Find how many lines of the listing below include the word "limiga", then report the number by itself.

**Records for this task:**
###

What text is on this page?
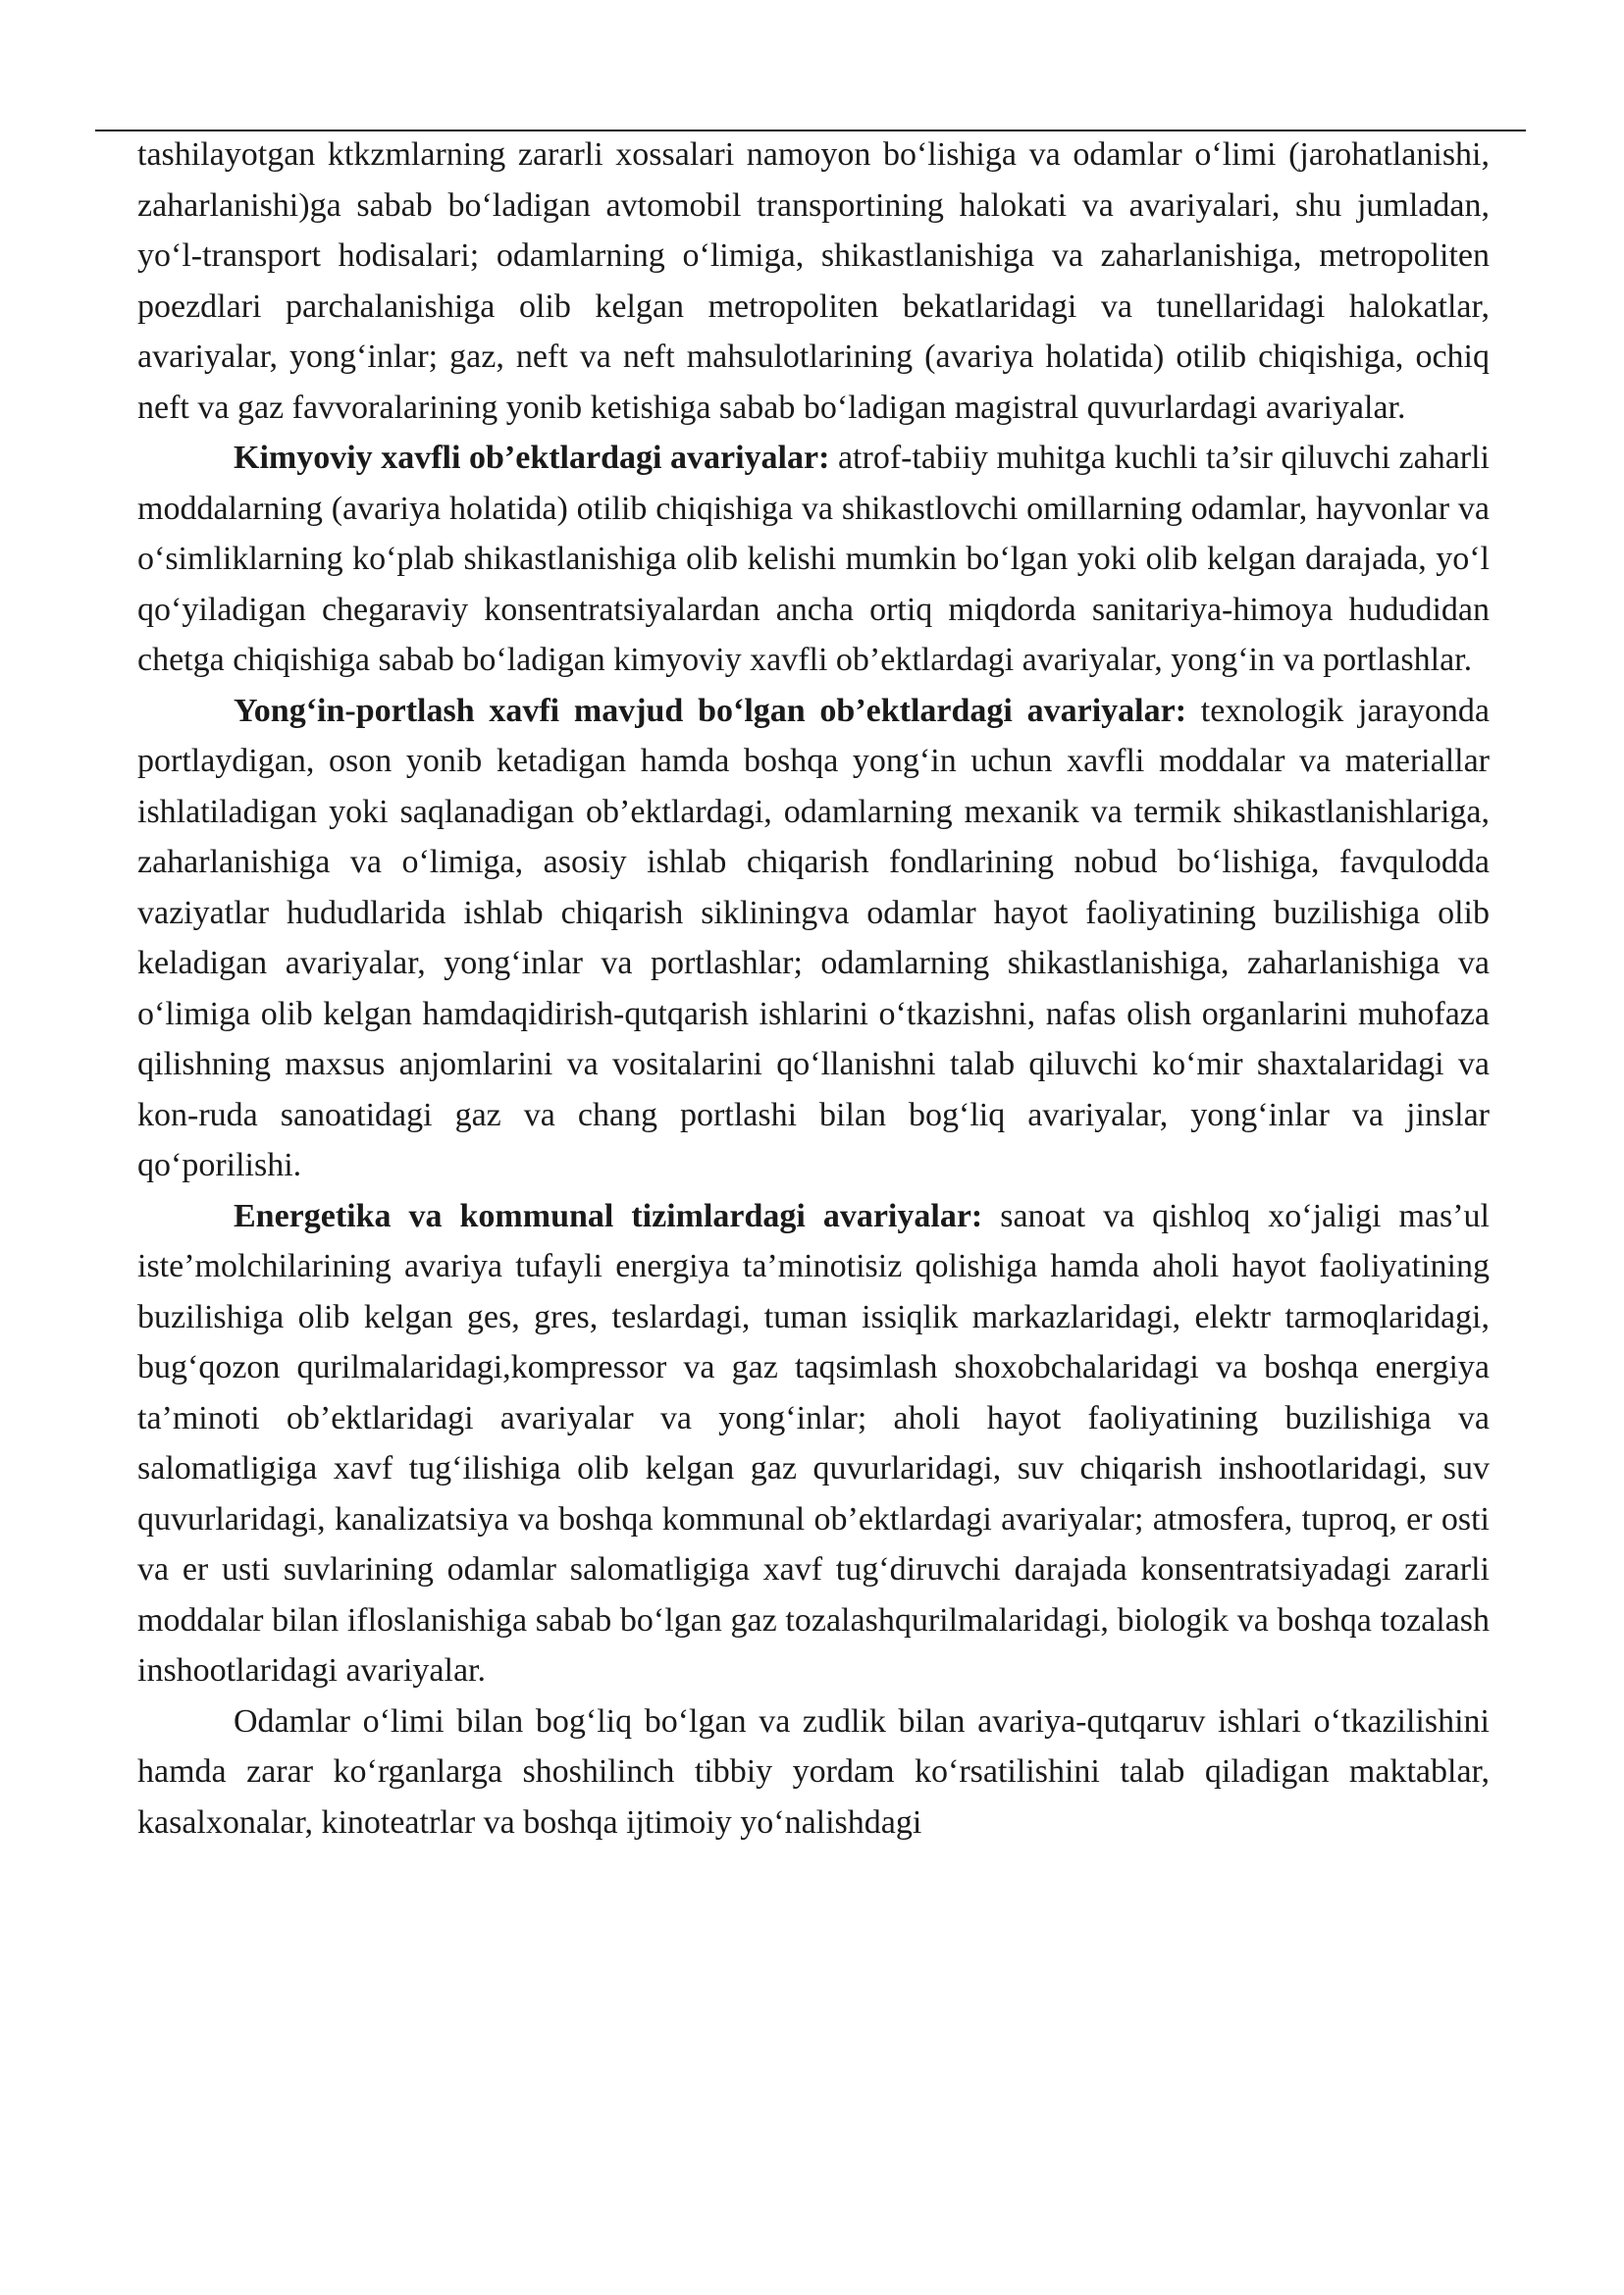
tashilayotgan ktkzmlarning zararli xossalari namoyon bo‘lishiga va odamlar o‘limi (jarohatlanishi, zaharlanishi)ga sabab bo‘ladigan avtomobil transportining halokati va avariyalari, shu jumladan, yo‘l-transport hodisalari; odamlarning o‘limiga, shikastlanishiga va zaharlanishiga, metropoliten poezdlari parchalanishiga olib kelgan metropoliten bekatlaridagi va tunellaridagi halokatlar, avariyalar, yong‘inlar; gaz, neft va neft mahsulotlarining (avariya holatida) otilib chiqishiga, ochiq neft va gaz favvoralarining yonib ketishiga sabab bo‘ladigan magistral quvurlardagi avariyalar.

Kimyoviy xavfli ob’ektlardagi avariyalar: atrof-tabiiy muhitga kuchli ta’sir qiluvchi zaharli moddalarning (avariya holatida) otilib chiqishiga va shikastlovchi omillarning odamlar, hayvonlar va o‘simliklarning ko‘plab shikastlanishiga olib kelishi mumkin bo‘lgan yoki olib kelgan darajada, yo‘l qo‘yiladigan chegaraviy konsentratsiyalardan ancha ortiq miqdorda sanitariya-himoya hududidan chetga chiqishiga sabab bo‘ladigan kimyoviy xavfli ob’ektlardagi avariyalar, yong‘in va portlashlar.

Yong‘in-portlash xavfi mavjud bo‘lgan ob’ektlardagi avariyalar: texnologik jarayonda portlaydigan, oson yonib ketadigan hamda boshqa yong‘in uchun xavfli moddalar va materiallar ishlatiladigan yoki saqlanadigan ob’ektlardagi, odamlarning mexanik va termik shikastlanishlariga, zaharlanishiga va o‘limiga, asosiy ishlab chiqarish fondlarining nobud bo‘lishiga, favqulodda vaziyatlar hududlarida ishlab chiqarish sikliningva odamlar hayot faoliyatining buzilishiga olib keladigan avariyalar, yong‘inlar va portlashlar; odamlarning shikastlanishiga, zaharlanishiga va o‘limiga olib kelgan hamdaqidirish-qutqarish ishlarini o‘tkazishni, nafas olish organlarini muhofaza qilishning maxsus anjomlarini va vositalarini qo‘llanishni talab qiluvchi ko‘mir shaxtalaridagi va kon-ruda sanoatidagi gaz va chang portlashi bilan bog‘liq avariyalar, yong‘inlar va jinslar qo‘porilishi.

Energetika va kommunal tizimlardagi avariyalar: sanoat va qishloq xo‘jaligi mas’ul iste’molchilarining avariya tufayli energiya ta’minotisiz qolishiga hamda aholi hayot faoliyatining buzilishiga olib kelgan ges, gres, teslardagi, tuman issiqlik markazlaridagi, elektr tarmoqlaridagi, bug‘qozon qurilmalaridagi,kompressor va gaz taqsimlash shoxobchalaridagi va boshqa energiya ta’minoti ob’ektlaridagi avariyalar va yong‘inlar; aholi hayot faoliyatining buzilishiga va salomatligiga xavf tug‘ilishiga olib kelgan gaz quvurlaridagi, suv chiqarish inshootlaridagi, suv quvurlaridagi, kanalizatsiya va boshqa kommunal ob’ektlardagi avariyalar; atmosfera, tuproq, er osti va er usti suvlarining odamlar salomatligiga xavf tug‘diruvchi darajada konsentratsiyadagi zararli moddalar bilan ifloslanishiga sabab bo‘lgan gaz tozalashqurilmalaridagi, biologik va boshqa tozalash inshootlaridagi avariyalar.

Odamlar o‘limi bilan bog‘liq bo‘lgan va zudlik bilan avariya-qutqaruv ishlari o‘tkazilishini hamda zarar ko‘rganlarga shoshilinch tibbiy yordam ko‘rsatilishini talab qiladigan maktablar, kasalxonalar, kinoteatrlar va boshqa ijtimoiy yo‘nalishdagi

###

**Task output:**
2